What you will do - Repeat each line of the material exactly.

Figure record listings -
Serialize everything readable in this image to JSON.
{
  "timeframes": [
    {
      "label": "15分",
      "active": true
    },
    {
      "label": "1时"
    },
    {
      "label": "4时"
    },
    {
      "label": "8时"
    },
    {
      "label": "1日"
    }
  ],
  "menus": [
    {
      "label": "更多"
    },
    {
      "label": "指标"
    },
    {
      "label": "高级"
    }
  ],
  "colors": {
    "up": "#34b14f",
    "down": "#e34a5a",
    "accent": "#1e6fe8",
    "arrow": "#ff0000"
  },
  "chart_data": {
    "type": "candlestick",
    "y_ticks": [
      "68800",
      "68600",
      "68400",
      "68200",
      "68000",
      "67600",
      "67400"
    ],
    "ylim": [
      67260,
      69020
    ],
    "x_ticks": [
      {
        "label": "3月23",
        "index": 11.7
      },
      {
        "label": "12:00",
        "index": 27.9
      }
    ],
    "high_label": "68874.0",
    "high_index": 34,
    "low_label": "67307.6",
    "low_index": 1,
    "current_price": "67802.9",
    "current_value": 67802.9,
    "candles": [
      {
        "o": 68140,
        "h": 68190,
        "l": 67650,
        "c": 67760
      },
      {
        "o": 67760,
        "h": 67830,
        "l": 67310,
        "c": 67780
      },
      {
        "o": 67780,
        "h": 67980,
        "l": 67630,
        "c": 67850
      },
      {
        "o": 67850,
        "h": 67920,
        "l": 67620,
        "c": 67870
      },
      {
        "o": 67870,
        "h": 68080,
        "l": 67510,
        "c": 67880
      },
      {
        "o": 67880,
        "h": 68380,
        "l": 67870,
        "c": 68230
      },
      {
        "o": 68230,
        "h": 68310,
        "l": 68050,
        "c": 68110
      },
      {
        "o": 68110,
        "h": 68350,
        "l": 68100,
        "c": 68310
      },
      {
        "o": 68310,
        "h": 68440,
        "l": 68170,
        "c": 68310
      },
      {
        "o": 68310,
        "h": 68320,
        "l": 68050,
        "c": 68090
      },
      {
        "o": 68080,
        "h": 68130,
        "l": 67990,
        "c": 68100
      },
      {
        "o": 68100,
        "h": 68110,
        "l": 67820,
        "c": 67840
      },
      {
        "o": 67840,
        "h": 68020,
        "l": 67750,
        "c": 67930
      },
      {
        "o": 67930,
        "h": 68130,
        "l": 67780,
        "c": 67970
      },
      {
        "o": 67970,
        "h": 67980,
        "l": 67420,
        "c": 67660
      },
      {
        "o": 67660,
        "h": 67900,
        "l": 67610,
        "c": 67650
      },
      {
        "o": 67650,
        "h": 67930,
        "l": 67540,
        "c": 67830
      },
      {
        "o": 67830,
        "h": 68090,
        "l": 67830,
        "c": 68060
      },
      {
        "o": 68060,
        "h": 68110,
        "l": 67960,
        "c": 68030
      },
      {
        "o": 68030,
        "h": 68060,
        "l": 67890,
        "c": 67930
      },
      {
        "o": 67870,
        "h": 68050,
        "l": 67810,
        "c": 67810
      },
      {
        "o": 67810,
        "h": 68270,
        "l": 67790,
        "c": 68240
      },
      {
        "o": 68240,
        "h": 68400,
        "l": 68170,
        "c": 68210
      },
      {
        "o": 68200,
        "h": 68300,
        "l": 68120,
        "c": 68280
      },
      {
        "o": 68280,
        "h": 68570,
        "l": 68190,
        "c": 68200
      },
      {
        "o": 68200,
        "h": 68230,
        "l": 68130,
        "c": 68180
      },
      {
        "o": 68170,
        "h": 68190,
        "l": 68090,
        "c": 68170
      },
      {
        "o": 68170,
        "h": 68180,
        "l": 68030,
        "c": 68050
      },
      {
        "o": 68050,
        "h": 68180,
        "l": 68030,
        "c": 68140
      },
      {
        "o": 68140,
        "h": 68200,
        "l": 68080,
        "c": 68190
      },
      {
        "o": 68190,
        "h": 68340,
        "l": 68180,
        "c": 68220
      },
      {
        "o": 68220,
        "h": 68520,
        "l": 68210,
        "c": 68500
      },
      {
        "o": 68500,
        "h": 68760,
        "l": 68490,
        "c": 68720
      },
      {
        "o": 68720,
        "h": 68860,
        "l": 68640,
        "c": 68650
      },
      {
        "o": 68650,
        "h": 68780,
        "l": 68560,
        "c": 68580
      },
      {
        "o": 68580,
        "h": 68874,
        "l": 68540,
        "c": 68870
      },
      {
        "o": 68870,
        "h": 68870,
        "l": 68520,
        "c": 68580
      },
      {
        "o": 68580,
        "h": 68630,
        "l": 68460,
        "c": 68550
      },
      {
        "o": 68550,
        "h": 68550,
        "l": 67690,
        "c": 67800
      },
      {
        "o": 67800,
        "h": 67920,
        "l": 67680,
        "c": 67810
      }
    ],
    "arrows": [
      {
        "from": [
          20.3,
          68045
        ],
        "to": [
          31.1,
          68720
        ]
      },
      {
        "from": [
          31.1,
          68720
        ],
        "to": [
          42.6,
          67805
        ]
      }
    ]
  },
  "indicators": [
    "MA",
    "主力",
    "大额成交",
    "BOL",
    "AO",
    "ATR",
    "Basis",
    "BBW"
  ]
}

Solution for this exercise -
Serialize everything readable in this image to JSON.
{
  "timeframes": [
    {
      "label": "15分",
      "active": true
    },
    {
      "label": "1时"
    },
    {
      "label": "4时"
    },
    {
      "label": "8时"
    },
    {
      "label": "1日"
    }
  ],
  "menus": [
    {
      "label": "更多"
    },
    {
      "label": "指标"
    },
    {
      "label": "高级"
    }
  ],
  "colors": {
    "up": "#34b14f",
    "down": "#e34a5a",
    "accent": "#1e6fe8",
    "arrow": "#ff0000"
  },
  "chart_data": {
    "type": "candlestick",
    "y_ticks": [
      "68800",
      "68600",
      "68400",
      "68200",
      "68000",
      "67600",
      "67400"
    ],
    "ylim": [
      67260,
      69020
    ],
    "x_ticks": [
      {
        "label": "3月23",
        "index": 11.7
      },
      {
        "label": "12:00",
        "index": 27.9
      }
    ],
    "high_label": "68874.0",
    "high_index": 34,
    "low_label": "67307.6",
    "low_index": 1,
    "current_price": "67802.9",
    "current_value": 67802.9,
    "candles": [
      {
        "o": 68140,
        "h": 68190,
        "l": 67650,
        "c": 67760
      },
      {
        "o": 67760,
        "h": 67830,
        "l": 67310,
        "c": 67780
      },
      {
        "o": 67780,
        "h": 67980,
        "l": 67630,
        "c": 67850
      },
      {
        "o": 67850,
        "h": 67920,
        "l": 67620,
        "c": 67870
      },
      {
        "o": 67870,
        "h": 68080,
        "l": 67510,
        "c": 67880
      },
      {
        "o": 67880,
        "h": 68380,
        "l": 67870,
        "c": 68230
      },
      {
        "o": 68230,
        "h": 68310,
        "l": 68050,
        "c": 68110
      },
      {
        "o": 68110,
        "h": 68350,
        "l": 68100,
        "c": 68310
      },
      {
        "o": 68310,
        "h": 68440,
        "l": 68170,
        "c": 68310
      },
      {
        "o": 68310,
        "h": 68320,
        "l": 68050,
        "c": 68090
      },
      {
        "o": 68080,
        "h": 68130,
        "l": 67990,
        "c": 68100
      },
      {
        "o": 68100,
        "h": 68110,
        "l": 67820,
        "c": 67840
      },
      {
        "o": 67840,
        "h": 68020,
        "l": 67750,
        "c": 67930
      },
      {
        "o": 67930,
        "h": 68130,
        "l": 67780,
        "c": 67970
      },
      {
        "o": 67970,
        "h": 67980,
        "l": 67420,
        "c": 67660
      },
      {
        "o": 67660,
        "h": 67900,
        "l": 67610,
        "c": 67650
      },
      {
        "o": 67650,
        "h": 67930,
        "l": 67540,
        "c": 67830
      },
      {
        "o": 67830,
        "h": 68090,
        "l": 67830,
        "c": 68060
      },
      {
        "o": 68060,
        "h": 68110,
        "l": 67960,
        "c": 68030
      },
      {
        "o": 68030,
        "h": 68060,
        "l": 67890,
        "c": 67930
      },
      {
        "o": 67870,
        "h": 68050,
        "l": 67810,
        "c": 67810
      },
      {
        "o": 67810,
        "h": 68270,
        "l": 67790,
        "c": 68240
      },
      {
        "o": 68240,
        "h": 68400,
        "l": 68170,
        "c": 68210
      },
      {
        "o": 68200,
        "h": 68300,
        "l": 68120,
        "c": 68280
      },
      {
        "o": 68280,
        "h": 68570,
        "l": 68190,
        "c": 68200
      },
      {
        "o": 68200,
        "h": 68230,
        "l": 68130,
        "c": 68180
      },
      {
        "o": 68170,
        "h": 68190,
        "l": 68090,
        "c": 68170
      },
      {
        "o": 68170,
        "h": 68180,
        "l": 68030,
        "c": 68050
      },
      {
        "o": 68050,
        "h": 68180,
        "l": 68030,
        "c": 68140
      },
      {
        "o": 68140,
        "h": 68200,
        "l": 68080,
        "c": 68190
      },
      {
        "o": 68190,
        "h": 68340,
        "l": 68180,
        "c": 68220
      },
      {
        "o": 68220,
        "h": 68520,
        "l": 68210,
        "c": 68500
      },
      {
        "o": 68500,
        "h": 68760,
        "l": 68490,
        "c": 68720
      },
      {
        "o": 68720,
        "h": 68860,
        "l": 68640,
        "c": 68650
      },
      {
        "o": 68650,
        "h": 68780,
        "l": 68560,
        "c": 68580
      },
      {
        "o": 68580,
        "h": 68874,
        "l": 68540,
        "c": 68870
      },
      {
        "o": 68870,
        "h": 68870,
        "l": 68520,
        "c": 68580
      },
      {
        "o": 68580,
        "h": 68630,
        "l": 68460,
        "c": 68550
      },
      {
        "o": 68550,
        "h": 68550,
        "l": 67690,
        "c": 67800
      },
      {
        "o": 67800,
        "h": 67920,
        "l": 67680,
        "c": 67810
      }
    ],
    "arrows": [
      {
        "from": [
          20.3,
          68045
        ],
        "to": [
          31.1,
          68720
        ]
      },
      {
        "from": [
          31.1,
          68720
        ],
        "to": [
          42.6,
          67805
        ]
      }
    ]
  },
  "indicators": [
    "MA",
    "主力",
    "大额成交",
    "BOL",
    "AO",
    "ATR",
    "Basis",
    "BBW"
  ]
}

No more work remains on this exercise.